--- START OF Available records ---

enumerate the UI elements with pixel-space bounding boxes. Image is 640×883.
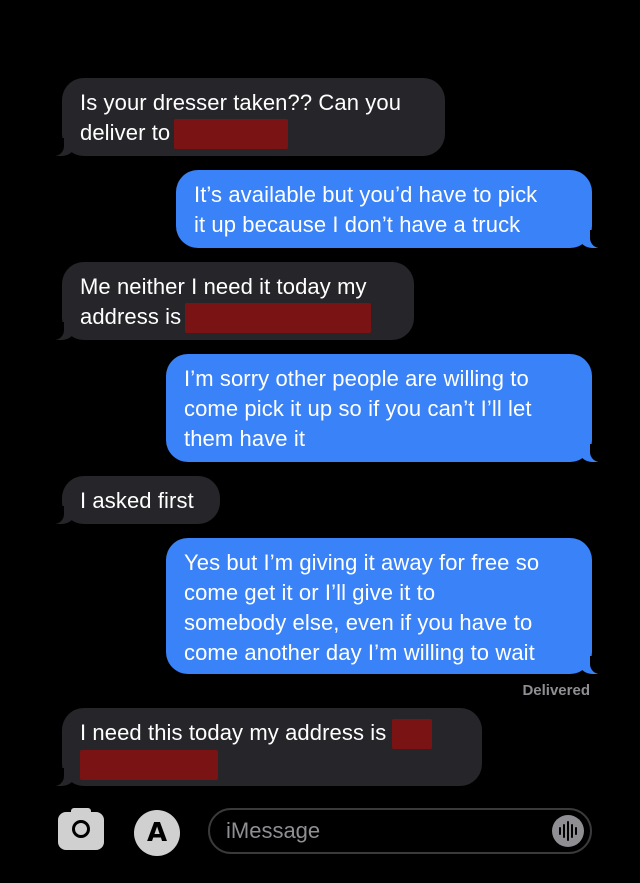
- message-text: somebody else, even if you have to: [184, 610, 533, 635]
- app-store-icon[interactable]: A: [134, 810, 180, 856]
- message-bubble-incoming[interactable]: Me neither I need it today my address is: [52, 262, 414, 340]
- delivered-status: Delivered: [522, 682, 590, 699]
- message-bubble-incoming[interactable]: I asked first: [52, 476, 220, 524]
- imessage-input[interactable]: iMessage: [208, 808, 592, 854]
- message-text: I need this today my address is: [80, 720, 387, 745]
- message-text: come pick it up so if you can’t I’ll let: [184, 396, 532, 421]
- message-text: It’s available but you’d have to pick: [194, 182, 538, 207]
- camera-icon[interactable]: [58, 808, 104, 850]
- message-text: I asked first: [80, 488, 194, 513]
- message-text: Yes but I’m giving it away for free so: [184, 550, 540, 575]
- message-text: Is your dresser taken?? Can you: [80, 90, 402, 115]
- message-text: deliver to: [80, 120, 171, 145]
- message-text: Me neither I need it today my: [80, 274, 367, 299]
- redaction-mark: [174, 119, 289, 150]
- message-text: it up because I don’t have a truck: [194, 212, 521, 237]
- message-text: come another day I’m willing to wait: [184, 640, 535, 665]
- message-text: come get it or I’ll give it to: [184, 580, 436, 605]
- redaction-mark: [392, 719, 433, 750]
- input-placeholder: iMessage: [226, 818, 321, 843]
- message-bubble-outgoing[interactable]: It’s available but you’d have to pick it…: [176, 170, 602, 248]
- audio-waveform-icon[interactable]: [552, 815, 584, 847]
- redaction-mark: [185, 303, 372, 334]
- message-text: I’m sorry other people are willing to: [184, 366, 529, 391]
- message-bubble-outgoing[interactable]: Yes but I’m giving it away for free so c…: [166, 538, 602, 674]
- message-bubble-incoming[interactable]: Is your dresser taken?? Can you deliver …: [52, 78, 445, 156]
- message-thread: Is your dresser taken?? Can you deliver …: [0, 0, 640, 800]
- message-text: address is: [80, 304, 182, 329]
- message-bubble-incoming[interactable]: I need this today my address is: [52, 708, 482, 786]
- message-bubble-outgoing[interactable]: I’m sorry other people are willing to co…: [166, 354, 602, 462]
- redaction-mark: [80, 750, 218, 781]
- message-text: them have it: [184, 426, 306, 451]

--- END OF Available records ---

- Given problem
Please convert every line of the records above into a JSON array of strings, one string per line, with blank lines skipped and the pictures omitted.

- Written answer
[
  "enumerate the UI elements with pixel-space bounding boxes. Image is 640×883.",
  "- message-text: somebody else, even if you have to: [184, 610, 533, 635]",
  "- app-store-icon[interactable]: A: [134, 810, 180, 856]",
  "- message-bubble-incoming[interactable]: Me neither I need it today my address is: [52, 262, 414, 340]",
  "- delivered-status: Delivered: [522, 682, 590, 699]",
  "- message-bubble-incoming[interactable]: I asked first: [52, 476, 220, 524]",
  "- imessage-input[interactable]: iMessage: [208, 808, 592, 854]",
  "- message-text: I need this today my address is: [80, 720, 387, 745]",
  "- message-text: come pick it up so if you can’t I’ll let: [184, 396, 532, 421]",
  "- message-text: It’s available but you’d have to pick: [194, 182, 538, 207]",
  "- camera-icon[interactable]: [58, 808, 104, 850]",
  "- message-text: I asked first: [80, 488, 194, 513]",
  "- message-text: Yes but I’m giving it away for free so: [184, 550, 540, 575]",
  "- message-text: Is your dresser taken?? Can you: [80, 90, 402, 115]",
  "- message-text: deliver to: [80, 120, 171, 145]",
  "- message-text: Me neither I need it today my: [80, 274, 367, 299]",
  "- redaction-mark: [174, 119, 289, 150]",
  "- message-text: it up because I don’t have a truck: [194, 212, 521, 237]",
  "- message-text: come another day I’m willing to wait: [184, 640, 535, 665]",
  "- message-text: come get it or I’ll give it to: [184, 580, 436, 605]",
  "- redaction-mark: [392, 719, 433, 750]",
  "- input-placeholder: iMessage: [226, 818, 321, 843]",
  "- message-bubble-outgoing[interactable]: It’s available but you’d have to pick it…: [176, 170, 602, 248]",
  "- audio-waveform-icon[interactable]: [552, 815, 584, 847]",
  "- redaction-mark: [185, 303, 372, 334]",
  "- message-text: I’m sorry other people are willing to: [184, 366, 529, 391]",
  "- message-bubble-outgoing[interactable]: Yes but I’m giving it away for free so c…: [166, 538, 602, 674]",
  "- message-bubble-incoming[interactable]: Is your dresser taken?? Can you deliver …: [52, 78, 445, 156]",
  "- message-thread: Is your dresser taken?? Can you deliver …: [0, 0, 640, 800]",
  "- message-text: address is: [80, 304, 182, 329]",
  "- message-bubble-incoming[interactable]: I need this today my address is: [52, 708, 482, 786]",
  "- message-bubble-outgoing[interactable]: I’m sorry other people are willing to co…: [166, 354, 602, 462]",
  "- redaction-mark: [80, 750, 218, 781]",
  "- message-text: them have it: [184, 426, 306, 451]"
]